>> BEGIN Dataset extract

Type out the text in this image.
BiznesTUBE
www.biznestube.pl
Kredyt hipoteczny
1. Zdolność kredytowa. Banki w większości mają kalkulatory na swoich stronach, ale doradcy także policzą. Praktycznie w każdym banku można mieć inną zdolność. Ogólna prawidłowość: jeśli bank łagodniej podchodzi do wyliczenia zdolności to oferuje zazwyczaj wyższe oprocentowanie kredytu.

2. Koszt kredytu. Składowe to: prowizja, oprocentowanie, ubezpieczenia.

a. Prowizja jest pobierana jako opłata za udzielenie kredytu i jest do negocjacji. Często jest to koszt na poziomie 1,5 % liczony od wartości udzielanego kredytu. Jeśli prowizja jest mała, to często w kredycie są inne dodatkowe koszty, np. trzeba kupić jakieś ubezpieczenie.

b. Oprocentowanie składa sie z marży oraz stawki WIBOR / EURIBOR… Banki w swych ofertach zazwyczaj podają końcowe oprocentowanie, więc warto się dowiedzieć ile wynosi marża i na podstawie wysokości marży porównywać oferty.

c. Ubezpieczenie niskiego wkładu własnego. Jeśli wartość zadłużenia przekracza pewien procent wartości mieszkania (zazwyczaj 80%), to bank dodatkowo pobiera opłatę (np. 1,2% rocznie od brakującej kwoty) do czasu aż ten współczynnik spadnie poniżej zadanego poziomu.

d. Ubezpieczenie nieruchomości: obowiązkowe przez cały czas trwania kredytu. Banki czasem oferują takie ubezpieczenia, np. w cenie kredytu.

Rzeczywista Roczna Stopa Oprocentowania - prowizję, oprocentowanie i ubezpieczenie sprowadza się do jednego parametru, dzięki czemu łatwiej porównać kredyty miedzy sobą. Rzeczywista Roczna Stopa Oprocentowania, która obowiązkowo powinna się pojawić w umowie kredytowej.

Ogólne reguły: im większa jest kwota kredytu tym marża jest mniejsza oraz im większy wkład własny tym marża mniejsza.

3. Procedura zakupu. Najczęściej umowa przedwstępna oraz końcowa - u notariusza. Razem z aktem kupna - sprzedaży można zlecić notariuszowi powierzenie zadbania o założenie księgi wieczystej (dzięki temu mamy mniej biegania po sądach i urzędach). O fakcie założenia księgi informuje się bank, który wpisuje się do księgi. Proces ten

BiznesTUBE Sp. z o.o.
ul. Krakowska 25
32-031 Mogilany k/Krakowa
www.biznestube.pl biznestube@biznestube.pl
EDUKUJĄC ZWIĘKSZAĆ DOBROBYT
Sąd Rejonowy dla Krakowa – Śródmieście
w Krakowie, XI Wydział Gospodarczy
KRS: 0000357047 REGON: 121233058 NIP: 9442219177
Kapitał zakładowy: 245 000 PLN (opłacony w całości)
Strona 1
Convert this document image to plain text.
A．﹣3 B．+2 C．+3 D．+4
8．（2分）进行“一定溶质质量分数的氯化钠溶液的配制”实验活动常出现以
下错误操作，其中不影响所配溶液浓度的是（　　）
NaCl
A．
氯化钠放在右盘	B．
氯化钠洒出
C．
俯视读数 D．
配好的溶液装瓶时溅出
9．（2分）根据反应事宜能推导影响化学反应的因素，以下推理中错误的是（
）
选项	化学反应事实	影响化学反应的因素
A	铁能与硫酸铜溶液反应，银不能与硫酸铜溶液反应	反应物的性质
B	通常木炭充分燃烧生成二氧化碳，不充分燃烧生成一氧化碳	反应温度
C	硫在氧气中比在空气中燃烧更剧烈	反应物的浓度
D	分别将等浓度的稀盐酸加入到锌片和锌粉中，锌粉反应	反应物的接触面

>> END Dataset extract

Short task: Show each line holding the word "dzięki".

Response to the task:
Rzeczywista Roczna Stopa Oprocentowania - prowizję, oprocentowanie i ubezpieczenie sprowadza się do jednego parametru, dzięki czemu łatwiej porównać kredyty miedzy sobą. Rzeczywista Roczna Stopa Oprocentowania, która obowiązkowo powinna się pojawić w umowie kredytowej.
3. Procedura zakupu. Najczęściej umowa przedwstępna oraz końcowa - u notariusza. Razem z aktem kupna - sprzedaży można zlecić notariuszowi powierzenie zadbania o założenie księgi wieczystej (dzięki temu mamy mniej biegania po sądach i urzędach). O fakcie założenia księgi informuje się bank, który wpisuje się do księgi. Proces ten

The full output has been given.